┌──

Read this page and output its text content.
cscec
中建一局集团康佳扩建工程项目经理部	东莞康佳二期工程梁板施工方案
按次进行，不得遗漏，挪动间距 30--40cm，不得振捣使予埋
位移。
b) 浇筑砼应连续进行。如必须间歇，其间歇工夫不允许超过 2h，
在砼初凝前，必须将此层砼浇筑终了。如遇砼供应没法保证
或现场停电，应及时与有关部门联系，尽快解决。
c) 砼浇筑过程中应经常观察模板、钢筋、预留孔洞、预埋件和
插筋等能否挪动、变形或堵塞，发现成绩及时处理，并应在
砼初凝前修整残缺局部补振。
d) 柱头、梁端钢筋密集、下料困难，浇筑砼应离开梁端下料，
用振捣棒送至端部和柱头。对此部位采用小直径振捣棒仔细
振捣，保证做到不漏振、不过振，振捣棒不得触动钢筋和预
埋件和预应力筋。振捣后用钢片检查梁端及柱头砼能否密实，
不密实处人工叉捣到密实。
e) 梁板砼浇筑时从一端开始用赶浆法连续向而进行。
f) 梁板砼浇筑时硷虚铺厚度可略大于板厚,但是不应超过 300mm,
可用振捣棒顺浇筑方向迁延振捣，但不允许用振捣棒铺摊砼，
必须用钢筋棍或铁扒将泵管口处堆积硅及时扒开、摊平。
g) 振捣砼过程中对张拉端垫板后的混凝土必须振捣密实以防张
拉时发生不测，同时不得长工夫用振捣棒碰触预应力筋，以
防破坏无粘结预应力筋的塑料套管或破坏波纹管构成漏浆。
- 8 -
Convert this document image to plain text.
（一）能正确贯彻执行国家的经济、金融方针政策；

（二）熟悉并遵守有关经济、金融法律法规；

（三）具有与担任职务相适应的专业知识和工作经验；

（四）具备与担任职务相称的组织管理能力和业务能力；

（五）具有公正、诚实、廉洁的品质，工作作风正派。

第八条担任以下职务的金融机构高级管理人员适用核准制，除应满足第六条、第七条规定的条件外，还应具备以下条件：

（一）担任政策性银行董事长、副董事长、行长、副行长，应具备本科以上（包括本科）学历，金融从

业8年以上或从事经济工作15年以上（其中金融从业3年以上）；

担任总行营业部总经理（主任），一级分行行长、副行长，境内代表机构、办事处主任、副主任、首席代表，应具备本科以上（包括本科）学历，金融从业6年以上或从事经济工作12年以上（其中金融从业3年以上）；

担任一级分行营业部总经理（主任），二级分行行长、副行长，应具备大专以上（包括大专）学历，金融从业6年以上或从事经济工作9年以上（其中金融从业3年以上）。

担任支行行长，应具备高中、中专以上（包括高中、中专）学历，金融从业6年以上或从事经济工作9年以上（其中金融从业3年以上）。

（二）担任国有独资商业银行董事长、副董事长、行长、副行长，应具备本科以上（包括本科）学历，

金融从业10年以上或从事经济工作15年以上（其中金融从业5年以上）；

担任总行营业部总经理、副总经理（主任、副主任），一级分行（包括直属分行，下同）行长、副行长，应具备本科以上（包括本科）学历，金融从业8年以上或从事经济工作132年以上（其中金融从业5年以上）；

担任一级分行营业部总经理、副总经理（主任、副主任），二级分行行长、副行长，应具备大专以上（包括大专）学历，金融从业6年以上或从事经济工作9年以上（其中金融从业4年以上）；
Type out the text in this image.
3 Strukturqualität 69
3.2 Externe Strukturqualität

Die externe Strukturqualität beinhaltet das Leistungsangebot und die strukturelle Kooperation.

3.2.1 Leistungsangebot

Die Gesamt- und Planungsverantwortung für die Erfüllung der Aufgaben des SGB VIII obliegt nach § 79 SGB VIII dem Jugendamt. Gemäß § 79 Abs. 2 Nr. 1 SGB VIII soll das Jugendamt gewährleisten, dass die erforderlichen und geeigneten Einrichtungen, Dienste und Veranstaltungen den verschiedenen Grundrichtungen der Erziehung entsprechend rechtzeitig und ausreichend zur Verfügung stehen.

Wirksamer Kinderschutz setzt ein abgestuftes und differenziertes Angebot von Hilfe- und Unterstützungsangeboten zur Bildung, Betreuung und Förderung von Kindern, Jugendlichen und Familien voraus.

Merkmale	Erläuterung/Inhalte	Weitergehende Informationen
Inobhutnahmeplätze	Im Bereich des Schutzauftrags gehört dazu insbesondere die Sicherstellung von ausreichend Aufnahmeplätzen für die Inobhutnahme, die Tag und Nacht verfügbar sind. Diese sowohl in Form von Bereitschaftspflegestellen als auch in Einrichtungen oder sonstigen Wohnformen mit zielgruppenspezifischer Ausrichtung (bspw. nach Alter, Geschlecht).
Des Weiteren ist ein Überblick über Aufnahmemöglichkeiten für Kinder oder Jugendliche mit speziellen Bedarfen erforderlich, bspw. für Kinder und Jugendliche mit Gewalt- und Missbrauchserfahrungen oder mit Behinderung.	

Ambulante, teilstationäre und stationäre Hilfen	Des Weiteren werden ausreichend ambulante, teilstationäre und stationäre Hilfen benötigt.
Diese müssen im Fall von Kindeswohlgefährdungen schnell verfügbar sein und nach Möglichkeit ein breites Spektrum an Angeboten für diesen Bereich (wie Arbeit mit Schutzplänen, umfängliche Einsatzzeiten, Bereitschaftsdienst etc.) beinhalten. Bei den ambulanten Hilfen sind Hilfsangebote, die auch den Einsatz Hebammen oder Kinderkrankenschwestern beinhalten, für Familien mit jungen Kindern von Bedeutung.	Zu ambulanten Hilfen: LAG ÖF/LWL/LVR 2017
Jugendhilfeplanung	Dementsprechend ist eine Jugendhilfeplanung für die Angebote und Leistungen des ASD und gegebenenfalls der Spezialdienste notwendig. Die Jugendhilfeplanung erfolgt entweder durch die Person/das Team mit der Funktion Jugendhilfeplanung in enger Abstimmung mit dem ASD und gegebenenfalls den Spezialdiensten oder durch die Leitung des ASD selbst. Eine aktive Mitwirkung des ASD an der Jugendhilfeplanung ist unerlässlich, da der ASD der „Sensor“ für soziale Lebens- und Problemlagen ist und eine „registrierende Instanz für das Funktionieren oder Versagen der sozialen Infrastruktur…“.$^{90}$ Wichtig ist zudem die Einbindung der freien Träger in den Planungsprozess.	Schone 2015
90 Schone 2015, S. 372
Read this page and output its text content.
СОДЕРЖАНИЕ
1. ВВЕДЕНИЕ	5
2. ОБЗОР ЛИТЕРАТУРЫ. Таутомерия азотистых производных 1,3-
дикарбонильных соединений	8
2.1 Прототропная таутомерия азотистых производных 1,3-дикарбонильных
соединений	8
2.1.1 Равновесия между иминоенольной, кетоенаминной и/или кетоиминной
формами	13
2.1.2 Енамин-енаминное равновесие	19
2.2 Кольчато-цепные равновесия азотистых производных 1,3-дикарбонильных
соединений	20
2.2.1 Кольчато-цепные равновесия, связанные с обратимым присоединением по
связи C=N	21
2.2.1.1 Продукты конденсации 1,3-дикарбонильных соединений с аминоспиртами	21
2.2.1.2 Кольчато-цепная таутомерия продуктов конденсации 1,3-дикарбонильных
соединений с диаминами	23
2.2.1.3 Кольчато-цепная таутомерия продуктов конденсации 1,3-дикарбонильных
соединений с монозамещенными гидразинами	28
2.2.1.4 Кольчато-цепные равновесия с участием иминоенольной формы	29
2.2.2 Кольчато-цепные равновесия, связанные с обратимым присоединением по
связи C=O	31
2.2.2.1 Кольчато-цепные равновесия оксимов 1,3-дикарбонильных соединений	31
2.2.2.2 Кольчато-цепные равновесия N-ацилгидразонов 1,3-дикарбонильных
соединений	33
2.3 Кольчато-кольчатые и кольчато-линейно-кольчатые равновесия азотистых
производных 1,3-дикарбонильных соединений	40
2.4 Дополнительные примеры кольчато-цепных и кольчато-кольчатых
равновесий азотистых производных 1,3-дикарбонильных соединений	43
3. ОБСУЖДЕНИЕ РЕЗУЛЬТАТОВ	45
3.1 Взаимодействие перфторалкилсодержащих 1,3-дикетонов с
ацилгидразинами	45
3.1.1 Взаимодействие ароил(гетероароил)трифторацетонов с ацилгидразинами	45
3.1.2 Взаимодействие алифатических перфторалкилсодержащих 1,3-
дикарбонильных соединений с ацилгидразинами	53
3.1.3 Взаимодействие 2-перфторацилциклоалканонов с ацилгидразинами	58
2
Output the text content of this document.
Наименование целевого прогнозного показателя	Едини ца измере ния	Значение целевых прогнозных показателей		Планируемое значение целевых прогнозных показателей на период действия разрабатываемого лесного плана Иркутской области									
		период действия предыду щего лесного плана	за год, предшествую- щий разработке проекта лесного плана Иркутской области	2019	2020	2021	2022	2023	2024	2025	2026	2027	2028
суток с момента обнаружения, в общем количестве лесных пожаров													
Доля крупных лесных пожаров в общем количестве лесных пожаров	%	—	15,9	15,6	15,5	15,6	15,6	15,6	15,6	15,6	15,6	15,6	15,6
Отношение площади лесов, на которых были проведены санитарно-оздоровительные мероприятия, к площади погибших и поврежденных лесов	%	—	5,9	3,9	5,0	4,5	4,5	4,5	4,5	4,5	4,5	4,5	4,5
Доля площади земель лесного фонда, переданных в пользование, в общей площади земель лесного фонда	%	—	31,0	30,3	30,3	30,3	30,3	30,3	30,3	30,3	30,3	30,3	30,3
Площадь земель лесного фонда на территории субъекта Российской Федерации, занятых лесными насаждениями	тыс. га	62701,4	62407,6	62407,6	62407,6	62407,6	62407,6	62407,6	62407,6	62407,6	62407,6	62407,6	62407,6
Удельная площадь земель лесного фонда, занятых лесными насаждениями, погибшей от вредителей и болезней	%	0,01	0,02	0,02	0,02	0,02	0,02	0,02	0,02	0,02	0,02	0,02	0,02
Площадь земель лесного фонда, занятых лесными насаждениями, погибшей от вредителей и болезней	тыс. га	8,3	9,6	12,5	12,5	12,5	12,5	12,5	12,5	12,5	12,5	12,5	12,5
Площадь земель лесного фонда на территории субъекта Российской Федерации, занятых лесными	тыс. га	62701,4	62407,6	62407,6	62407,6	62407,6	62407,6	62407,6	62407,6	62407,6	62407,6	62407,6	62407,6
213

└──

◆ REQUIRED TASK ◆
Copy each line of the entries that includes the word "перфторалкилсодержащих".

◆ RESULT ◆
3.1 Взаимодействие перфторалкилсодержащих 1,3-дикетонов с
3.1.2 Взаимодействие алифатических перфторалкилсодержащих 1,3-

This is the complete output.